#### PROVIDED RECORDS
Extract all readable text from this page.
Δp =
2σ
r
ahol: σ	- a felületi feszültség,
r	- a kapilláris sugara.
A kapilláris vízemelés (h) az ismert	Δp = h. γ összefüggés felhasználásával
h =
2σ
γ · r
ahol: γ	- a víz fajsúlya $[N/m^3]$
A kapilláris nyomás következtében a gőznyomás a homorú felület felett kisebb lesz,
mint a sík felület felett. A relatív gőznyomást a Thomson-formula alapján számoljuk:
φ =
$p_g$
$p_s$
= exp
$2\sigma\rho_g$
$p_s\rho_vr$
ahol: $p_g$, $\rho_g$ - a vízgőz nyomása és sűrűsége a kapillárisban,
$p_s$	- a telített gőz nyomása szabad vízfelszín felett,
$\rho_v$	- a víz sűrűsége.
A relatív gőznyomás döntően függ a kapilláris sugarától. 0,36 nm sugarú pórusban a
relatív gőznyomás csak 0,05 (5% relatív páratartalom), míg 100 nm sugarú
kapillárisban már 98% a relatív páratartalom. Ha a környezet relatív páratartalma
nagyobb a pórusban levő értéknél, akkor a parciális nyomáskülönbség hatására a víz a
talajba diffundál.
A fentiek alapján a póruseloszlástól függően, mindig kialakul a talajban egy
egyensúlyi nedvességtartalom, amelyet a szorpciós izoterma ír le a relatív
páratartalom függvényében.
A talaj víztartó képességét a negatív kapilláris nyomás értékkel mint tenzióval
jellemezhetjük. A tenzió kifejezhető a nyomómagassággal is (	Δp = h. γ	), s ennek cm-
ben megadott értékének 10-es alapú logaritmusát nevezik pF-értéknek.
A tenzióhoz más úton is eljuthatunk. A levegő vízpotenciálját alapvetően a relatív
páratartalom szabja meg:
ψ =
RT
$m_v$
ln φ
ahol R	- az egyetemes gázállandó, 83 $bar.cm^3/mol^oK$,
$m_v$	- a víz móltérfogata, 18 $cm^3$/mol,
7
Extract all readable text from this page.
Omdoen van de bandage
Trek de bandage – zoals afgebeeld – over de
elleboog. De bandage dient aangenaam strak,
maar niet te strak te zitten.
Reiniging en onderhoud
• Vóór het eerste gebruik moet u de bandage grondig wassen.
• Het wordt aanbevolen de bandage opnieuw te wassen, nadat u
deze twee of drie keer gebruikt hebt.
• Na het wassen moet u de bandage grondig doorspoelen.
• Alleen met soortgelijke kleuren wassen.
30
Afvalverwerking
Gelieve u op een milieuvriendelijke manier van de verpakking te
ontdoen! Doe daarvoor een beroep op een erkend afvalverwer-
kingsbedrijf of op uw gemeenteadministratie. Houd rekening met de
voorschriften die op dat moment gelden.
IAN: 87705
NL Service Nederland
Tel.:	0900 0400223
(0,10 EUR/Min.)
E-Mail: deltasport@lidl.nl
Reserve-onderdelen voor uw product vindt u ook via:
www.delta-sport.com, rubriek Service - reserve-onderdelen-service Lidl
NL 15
########
• INSTRUCTIONS FOR THE TASK: Where a line above holds the string "sugarú", show that line.

• OUTPUT BELOW:
A relatív gőznyomás döntően függ a kapilláris sugarától. 0,36 nm sugarú pórusban a
relatív gőznyomás csak 0,05 (5% relatív páratartalom), míg 100 nm sugarú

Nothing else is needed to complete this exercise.